== PROVIDED MATERIAL ==
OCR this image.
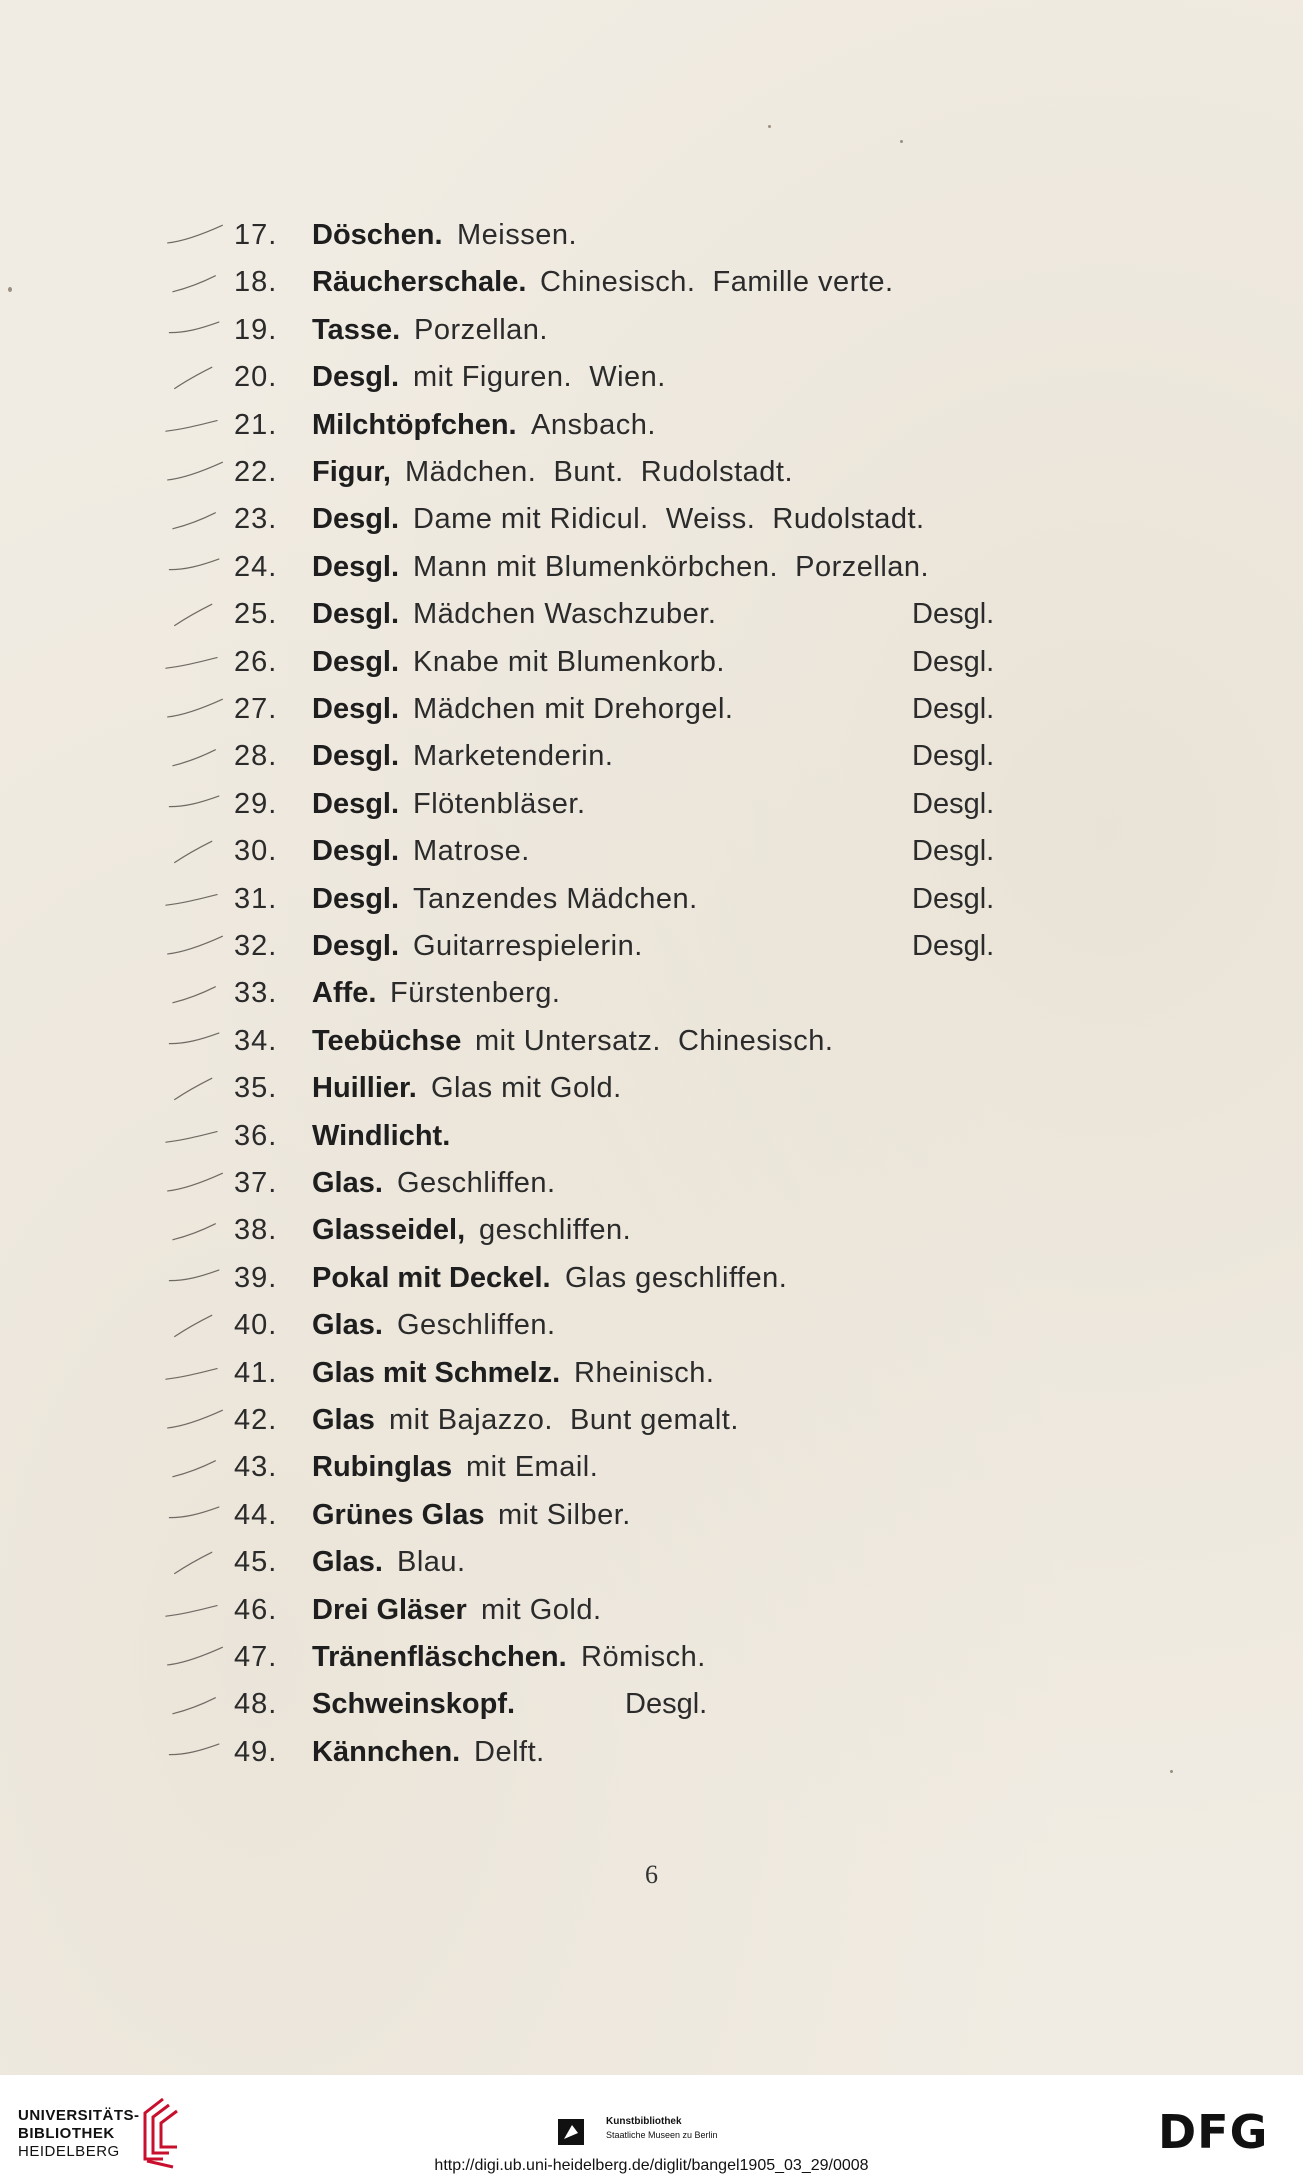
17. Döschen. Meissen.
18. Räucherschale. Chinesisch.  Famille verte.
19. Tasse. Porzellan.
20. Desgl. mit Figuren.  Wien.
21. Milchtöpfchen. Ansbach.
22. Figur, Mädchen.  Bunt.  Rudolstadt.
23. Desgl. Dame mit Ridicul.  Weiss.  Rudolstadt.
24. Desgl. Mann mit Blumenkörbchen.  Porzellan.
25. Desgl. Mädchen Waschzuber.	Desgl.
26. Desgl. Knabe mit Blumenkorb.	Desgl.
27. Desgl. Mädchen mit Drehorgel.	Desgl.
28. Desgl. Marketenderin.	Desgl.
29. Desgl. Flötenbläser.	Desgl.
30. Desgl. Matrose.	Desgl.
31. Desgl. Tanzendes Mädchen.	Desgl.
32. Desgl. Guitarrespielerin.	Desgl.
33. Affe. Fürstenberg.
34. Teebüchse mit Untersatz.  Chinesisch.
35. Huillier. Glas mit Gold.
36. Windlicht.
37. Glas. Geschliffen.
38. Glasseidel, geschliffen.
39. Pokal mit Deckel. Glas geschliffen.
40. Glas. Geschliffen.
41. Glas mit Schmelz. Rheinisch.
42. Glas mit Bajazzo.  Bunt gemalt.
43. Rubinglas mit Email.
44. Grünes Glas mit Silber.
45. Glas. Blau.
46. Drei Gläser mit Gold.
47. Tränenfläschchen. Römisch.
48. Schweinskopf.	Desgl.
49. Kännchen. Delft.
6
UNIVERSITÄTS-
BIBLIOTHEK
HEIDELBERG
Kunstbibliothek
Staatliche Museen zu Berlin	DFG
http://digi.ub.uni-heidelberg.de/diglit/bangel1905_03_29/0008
===
== PROVIDED MATERIAL ==
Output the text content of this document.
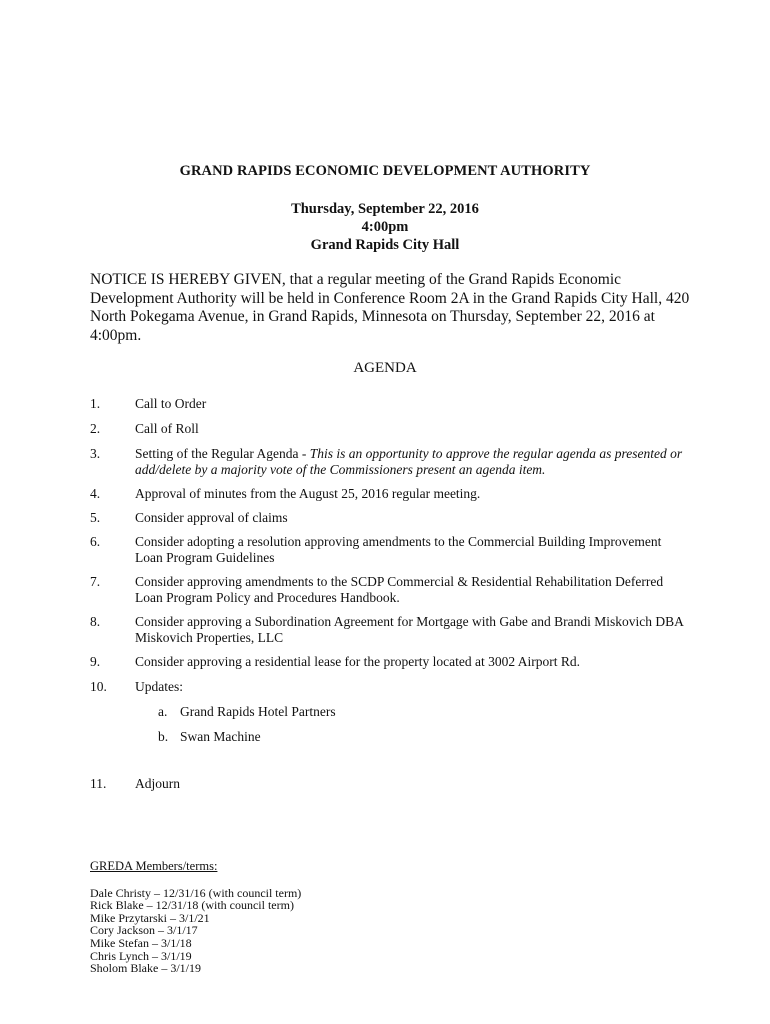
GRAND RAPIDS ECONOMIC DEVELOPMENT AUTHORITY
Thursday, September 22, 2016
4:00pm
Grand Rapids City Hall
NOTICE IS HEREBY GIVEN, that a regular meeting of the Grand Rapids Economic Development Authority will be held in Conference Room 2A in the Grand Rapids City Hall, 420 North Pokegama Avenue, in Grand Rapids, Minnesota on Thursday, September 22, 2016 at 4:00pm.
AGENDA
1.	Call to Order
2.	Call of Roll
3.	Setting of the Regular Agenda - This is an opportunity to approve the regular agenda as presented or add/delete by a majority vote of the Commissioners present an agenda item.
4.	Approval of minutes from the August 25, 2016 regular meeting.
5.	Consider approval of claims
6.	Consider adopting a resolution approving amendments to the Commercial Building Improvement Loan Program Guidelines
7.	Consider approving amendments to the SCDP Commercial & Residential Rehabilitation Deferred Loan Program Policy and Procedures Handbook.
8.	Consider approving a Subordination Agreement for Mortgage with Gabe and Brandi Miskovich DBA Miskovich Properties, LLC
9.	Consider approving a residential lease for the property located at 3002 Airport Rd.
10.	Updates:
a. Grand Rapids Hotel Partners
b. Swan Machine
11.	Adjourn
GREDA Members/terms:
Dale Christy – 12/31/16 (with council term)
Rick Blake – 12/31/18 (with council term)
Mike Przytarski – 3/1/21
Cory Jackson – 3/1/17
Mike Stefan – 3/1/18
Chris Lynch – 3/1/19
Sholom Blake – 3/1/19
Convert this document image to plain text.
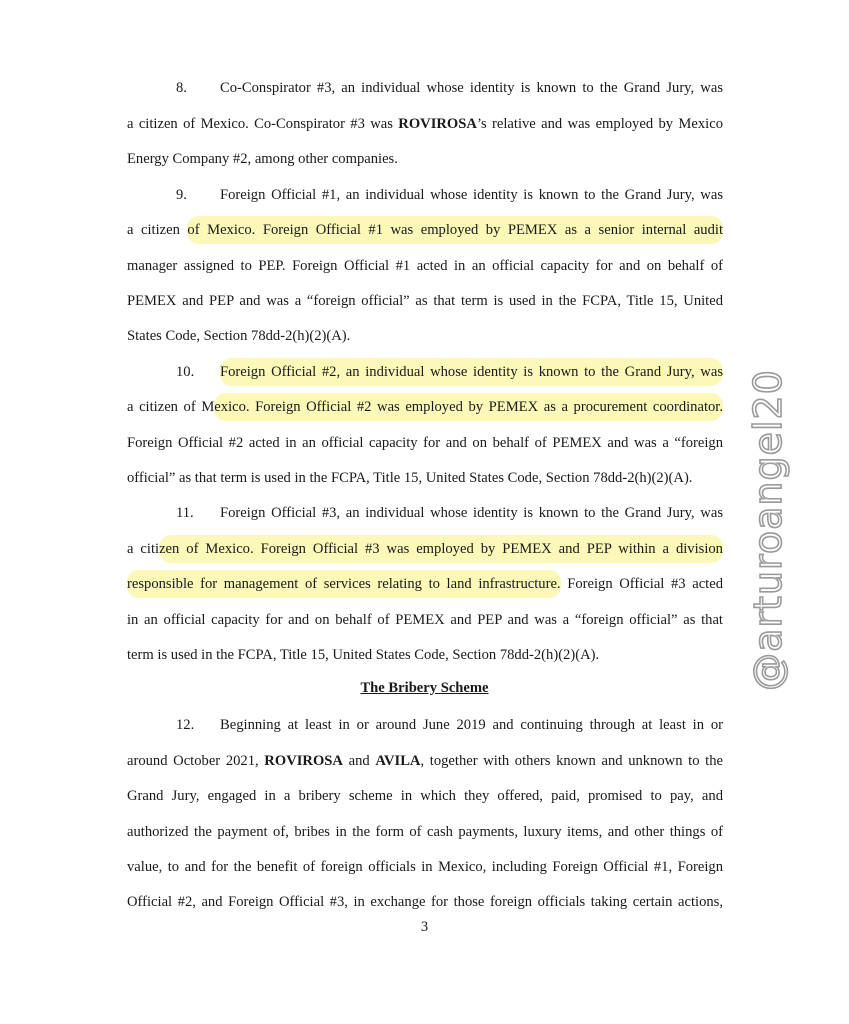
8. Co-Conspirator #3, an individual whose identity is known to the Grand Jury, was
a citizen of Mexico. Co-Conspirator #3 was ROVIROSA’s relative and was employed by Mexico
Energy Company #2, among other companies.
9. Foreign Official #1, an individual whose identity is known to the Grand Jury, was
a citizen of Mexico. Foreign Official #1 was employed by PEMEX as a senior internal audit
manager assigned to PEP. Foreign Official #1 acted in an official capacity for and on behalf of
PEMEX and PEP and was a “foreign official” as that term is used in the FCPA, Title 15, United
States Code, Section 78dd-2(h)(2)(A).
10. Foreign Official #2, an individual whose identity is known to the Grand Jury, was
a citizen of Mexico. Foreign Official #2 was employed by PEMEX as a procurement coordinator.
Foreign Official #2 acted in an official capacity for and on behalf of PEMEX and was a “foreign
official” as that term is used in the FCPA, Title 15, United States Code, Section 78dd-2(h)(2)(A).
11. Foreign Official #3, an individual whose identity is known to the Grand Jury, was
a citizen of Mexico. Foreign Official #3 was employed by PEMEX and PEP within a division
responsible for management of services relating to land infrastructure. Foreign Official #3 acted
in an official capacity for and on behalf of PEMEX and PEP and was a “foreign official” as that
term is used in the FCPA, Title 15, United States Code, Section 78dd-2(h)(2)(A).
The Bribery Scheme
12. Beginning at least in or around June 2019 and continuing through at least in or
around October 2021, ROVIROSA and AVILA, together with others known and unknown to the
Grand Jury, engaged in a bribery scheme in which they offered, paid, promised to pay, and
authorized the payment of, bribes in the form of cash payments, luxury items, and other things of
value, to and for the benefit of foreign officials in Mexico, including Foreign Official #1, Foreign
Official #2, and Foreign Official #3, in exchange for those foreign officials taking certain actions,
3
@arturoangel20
===
== PROVIDED MATERIAL ==
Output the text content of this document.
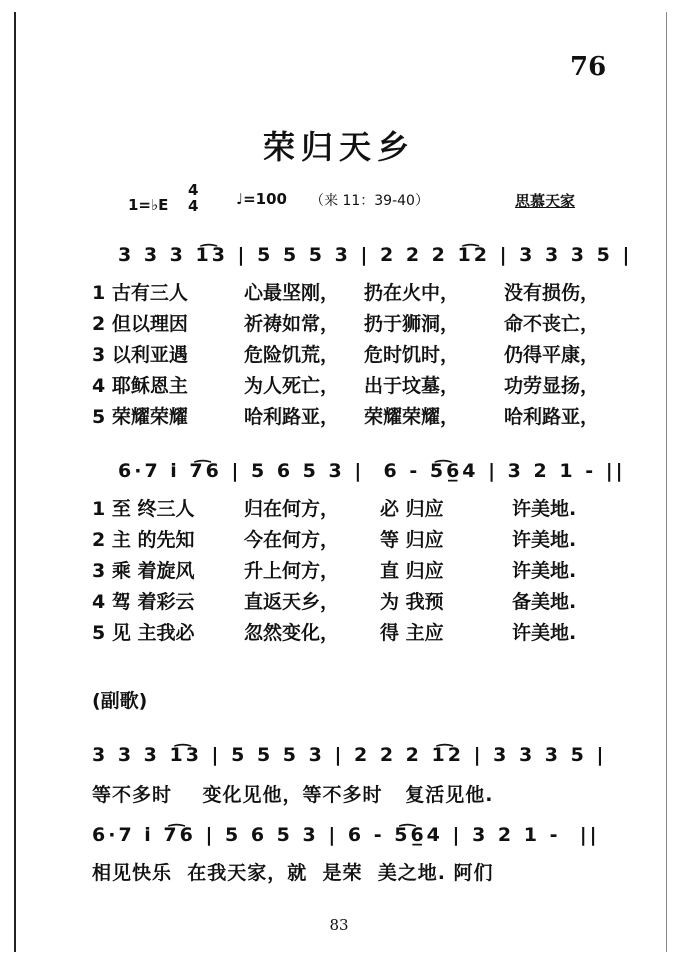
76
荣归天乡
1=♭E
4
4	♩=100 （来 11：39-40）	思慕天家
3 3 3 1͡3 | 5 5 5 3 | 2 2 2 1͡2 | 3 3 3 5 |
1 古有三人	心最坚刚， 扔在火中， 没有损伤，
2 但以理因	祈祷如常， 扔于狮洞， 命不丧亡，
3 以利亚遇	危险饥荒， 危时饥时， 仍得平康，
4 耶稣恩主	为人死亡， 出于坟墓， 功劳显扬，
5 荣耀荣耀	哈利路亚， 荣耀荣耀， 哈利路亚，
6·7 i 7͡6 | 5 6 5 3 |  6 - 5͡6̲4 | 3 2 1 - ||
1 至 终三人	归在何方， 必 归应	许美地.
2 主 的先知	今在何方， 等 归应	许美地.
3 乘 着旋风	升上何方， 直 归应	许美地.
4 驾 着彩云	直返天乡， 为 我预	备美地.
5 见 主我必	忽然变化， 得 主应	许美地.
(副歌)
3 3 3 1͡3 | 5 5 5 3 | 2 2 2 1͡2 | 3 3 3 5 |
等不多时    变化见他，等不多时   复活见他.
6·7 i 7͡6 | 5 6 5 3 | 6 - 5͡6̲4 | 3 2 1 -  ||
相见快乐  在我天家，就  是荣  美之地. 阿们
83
===
**TASK DESCRIPTION**
Only lines that contain the word "Hall" are wanted; copy each of them.

**OUTPUT**
Grand Rapids City Hall
NOTICE IS HEREBY GIVEN, that a regular meeting of the Grand Rapids Economic Development Authority will be held in Conference Room 2A in the Grand Rapids City Hall, 420 North Pokegama Avenue, in Grand Rapids, Minnesota on Thursday, September 22, 2016 at 4:00pm.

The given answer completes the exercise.